-- BEGIN Material provided --
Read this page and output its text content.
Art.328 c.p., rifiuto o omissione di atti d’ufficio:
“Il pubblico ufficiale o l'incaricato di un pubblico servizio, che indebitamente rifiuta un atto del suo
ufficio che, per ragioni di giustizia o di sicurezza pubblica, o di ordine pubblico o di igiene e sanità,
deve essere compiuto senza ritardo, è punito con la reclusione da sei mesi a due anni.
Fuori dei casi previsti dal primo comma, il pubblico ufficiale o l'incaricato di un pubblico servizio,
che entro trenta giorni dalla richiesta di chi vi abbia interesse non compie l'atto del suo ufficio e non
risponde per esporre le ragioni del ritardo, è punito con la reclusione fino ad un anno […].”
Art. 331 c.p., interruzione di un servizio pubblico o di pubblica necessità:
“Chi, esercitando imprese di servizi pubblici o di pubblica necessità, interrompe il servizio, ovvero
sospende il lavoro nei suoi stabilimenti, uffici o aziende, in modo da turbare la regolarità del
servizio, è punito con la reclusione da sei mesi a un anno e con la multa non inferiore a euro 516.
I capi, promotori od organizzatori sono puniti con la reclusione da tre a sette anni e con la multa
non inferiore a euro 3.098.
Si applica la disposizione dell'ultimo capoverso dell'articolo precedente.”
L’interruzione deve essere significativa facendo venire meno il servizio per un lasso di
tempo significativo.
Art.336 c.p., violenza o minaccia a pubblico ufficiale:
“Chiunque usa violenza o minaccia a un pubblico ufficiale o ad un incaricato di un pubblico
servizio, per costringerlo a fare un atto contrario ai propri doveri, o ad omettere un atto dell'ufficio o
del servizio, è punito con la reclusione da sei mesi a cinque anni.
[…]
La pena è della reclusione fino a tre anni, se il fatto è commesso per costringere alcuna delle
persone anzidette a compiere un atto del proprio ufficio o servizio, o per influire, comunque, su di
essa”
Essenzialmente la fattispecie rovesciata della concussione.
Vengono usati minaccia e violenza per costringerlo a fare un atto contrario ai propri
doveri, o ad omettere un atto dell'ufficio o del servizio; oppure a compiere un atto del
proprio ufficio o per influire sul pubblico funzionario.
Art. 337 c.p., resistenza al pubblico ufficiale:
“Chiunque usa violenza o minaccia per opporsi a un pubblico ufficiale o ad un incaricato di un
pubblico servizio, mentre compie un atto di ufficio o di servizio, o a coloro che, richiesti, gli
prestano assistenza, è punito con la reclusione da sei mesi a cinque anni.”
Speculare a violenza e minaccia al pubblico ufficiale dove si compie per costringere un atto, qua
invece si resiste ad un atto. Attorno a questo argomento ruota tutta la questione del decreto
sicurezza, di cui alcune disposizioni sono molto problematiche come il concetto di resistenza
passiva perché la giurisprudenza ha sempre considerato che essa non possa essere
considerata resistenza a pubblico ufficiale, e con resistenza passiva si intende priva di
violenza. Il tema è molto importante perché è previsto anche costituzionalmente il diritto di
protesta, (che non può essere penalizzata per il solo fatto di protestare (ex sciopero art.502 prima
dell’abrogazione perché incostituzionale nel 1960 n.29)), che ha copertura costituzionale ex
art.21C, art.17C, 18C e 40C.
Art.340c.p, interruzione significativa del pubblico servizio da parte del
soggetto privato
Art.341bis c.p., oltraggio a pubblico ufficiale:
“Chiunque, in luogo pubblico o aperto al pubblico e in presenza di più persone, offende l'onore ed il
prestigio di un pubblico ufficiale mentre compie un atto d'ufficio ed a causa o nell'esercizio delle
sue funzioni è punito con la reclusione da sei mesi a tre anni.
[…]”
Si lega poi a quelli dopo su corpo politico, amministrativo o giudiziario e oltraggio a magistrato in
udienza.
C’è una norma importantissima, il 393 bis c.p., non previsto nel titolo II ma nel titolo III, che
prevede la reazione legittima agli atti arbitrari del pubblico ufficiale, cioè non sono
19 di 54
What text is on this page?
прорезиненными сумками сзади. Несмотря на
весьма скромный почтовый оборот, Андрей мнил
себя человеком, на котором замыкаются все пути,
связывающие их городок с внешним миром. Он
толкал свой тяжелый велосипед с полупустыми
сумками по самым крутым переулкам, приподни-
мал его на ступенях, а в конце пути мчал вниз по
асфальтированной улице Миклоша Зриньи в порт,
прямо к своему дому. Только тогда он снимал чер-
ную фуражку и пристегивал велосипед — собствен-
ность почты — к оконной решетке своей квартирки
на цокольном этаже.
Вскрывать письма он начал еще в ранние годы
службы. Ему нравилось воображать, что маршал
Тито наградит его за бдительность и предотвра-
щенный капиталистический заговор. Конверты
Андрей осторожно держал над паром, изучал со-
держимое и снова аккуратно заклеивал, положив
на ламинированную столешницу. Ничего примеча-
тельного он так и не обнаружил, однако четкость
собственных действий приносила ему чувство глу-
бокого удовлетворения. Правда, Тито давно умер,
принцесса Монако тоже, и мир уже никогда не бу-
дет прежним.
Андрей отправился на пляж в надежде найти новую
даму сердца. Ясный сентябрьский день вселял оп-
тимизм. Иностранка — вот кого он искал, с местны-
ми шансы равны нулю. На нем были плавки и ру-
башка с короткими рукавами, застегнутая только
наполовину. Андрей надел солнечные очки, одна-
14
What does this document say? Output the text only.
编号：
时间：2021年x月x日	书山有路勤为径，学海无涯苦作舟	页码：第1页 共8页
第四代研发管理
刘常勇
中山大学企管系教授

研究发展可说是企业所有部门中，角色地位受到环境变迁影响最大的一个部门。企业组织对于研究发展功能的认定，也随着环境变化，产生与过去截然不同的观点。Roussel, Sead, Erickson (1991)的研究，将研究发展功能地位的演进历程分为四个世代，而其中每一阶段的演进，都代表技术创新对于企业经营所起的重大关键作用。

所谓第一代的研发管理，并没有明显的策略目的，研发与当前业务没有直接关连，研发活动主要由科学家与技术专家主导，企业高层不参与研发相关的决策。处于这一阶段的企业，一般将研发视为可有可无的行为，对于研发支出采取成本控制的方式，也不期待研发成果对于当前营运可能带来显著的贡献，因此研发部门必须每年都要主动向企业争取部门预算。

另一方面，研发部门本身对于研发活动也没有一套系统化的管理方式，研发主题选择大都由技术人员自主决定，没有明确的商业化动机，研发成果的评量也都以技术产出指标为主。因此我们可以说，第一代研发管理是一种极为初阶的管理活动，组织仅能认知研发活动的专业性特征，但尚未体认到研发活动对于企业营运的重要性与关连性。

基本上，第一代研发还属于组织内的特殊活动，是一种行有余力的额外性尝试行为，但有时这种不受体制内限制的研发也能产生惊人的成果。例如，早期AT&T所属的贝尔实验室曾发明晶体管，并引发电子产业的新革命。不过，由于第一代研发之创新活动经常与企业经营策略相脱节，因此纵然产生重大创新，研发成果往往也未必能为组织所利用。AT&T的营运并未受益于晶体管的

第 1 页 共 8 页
-- END Material provided --
**Written instruction**
Return each entry from above without altering a single character.

**Task answer**
Read this page and output its text content.
Art.328 c.p., rifiuto o omissione di atti d’ufficio:
“Il pubblico ufficiale o l'incaricato di un pubblico servizio, che indebitamente rifiuta un atto del suo
ufficio che, per ragioni di giustizia o di sicurezza pubblica, o di ordine pubblico o di igiene e sanità,
deve essere compiuto senza ritardo, è punito con la reclusione da sei mesi a due anni.
Fuori dei casi previsti dal primo comma, il pubblico ufficiale o l'incaricato di un pubblico servizio,
che entro trenta giorni dalla richiesta di chi vi abbia interesse non compie l'atto del suo ufficio e non
risponde per esporre le ragioni del ritardo, è punito con la reclusione fino ad un anno […].”
Art. 331 c.p., interruzione di un servizio pubblico o di pubblica necessità:
“Chi, esercitando imprese di servizi pubblici o di pubblica necessità, interrompe il servizio, ovvero
sospende il lavoro nei suoi stabilimenti, uffici o aziende, in modo da turbare la regolarità del
servizio, è punito con la reclusione da sei mesi a un anno e con la multa non inferiore a euro 516.
I capi, promotori od organizzatori sono puniti con la reclusione da tre a sette anni e con la multa
non inferiore a euro 3.098.
Si applica la disposizione dell'ultimo capoverso dell'articolo precedente.”
L’interruzione deve essere significativa facendo venire meno il servizio per un lasso di
tempo significativo.
Art.336 c.p., violenza o minaccia a pubblico ufficiale:
“Chiunque usa violenza o minaccia a un pubblico ufficiale o ad un incaricato di un pubblico
servizio, per costringerlo a fare un atto contrario ai propri doveri, o ad omettere un atto dell'ufficio o
del servizio, è punito con la reclusione da sei mesi a cinque anni.
[…]
La pena è della reclusione fino a tre anni, se il fatto è commesso per costringere alcuna delle
persone anzidette a compiere un atto del proprio ufficio o servizio, o per influire, comunque, su di
essa”
Essenzialmente la fattispecie rovesciata della concussione.
Vengono usati minaccia e violenza per costringerlo a fare un atto contrario ai propri
doveri, o ad omettere un atto dell'ufficio o del servizio; oppure a compiere un atto del
proprio ufficio o per influire sul pubblico funzionario.
Art. 337 c.p., resistenza al pubblico ufficiale:
“Chiunque usa violenza o minaccia per opporsi a un pubblico ufficiale o ad un incaricato di un
pubblico servizio, mentre compie un atto di ufficio o di servizio, o a coloro che, richiesti, gli
prestano assistenza, è punito con la reclusione da sei mesi a cinque anni.”
Speculare a violenza e minaccia al pubblico ufficiale dove si compie per costringere un atto, qua
invece si resiste ad un atto. Attorno a questo argomento ruota tutta la questione del decreto
sicurezza, di cui alcune disposizioni sono molto problematiche come il concetto di resistenza
passiva perché la giurisprudenza ha sempre considerato che essa non possa essere
considerata resistenza a pubblico ufficiale, e con resistenza passiva si intende priva di
violenza. Il tema è molto importante perché è previsto anche costituzionalmente il diritto di
protesta, (che non può essere penalizzata per il solo fatto di protestare (ex sciopero art.502 prima
dell’abrogazione perché incostituzionale nel 1960 n.29)), che ha copertura costituzionale ex
art.21C, art.17C, 18C e 40C.
Art.340c.p, interruzione significativa del pubblico servizio da parte del
soggetto privato
Art.341bis c.p., oltraggio a pubblico ufficiale:
“Chiunque, in luogo pubblico o aperto al pubblico e in presenza di più persone, offende l'onore ed il
prestigio di un pubblico ufficiale mentre compie un atto d'ufficio ed a causa o nell'esercizio delle
sue funzioni è punito con la reclusione da sei mesi a tre anni.
[…]”
Si lega poi a quelli dopo su corpo politico, amministrativo o giudiziario e oltraggio a magistrato in
udienza.
C’è una norma importantissima, il 393 bis c.p., non previsto nel titolo II ma nel titolo III, che
prevede la reazione legittima agli atti arbitrari del pubblico ufficiale, cioè non sono
19 di 54
What text is on this page?
прорезиненными сумками сзади. Несмотря на
весьма скромный почтовый оборот, Андрей мнил
себя человеком, на котором замыкаются все пути,
связывающие их городок с внешним миром. Он
толкал свой тяжелый велосипед с полупустыми
сумками по самым крутым переулкам, приподни-
мал его на ступенях, а в конце пути мчал вниз по
асфальтированной улице Миклоша Зриньи в порт,
прямо к своему дому. Только тогда он снимал чер-
ную фуражку и пристегивал велосипед — собствен-
ность почты — к оконной решетке своей квартирки
на цокольном этаже.
Вскрывать письма он начал еще в ранние годы
службы. Ему нравилось воображать, что маршал
Тито наградит его за бдительность и предотвра-
щенный капиталистический заговор. Конверты
Андрей осторожно держал над паром, изучал со-
держимое и снова аккуратно заклеивал, положив
на ламинированную столешницу. Ничего примеча-
тельного он так и не обнаружил, однако четкость
собственных действий приносила ему чувство глу-
бокого удовлетворения. Правда, Тито давно умер,
принцесса Монако тоже, и мир уже никогда не бу-
дет прежним.
Андрей отправился на пляж в надежде найти новую
даму сердца. Ясный сентябрьский день вселял оп-
тимизм. Иностранка — вот кого он искал, с местны-
ми шансы равны нулю. На нем были плавки и ру-
башка с короткими рукавами, застегнутая только
наполовину. Андрей надел солнечные очки, одна-
14
What does this document say? Output the text only.
编号：
时间：2021年x月x日	书山有路勤为径，学海无涯苦作舟	页码：第1页 共8页
第四代研发管理
刘常勇
中山大学企管系教授

研究发展可说是企业所有部门中，角色地位受到环境变迁影响最大的一个部门。企业组织对于研究发展功能的认定，也随着环境变化，产生与过去截然不同的观点。Roussel, Sead, Erickson (1991)的研究，将研究发展功能地位的演进历程分为四个世代，而其中每一阶段的演进，都代表技术创新对于企业经营所起的重大关键作用。

所谓第一代的研发管理，并没有明显的策略目的，研发与当前业务没有直接关连，研发活动主要由科学家与技术专家主导，企业高层不参与研发相关的决策。处于这一阶段的企业，一般将研发视为可有可无的行为，对于研发支出采取成本控制的方式，也不期待研发成果对于当前营运可能带来显著的贡献，因此研发部门必须每年都要主动向企业争取部门预算。

另一方面，研发部门本身对于研发活动也没有一套系统化的管理方式，研发主题选择大都由技术人员自主决定，没有明确的商业化动机，研发成果的评量也都以技术产出指标为主。因此我们可以说，第一代研发管理是一种极为初阶的管理活动，组织仅能认知研发活动的专业性特征，但尚未体认到研发活动对于企业营运的重要性与关连性。

基本上，第一代研发还属于组织内的特殊活动，是一种行有余力的额外性尝试行为，但有时这种不受体制内限制的研发也能产生惊人的成果。例如，早期AT&T所属的贝尔实验室曾发明晶体管，并引发电子产业的新革命。不过，由于第一代研发之创新活动经常与企业经营策略相脱节，因此纵然产生重大创新，研发成果往往也未必能为组织所利用。AT&T的营运并未受益于晶体管的

第 1 页 共 8 页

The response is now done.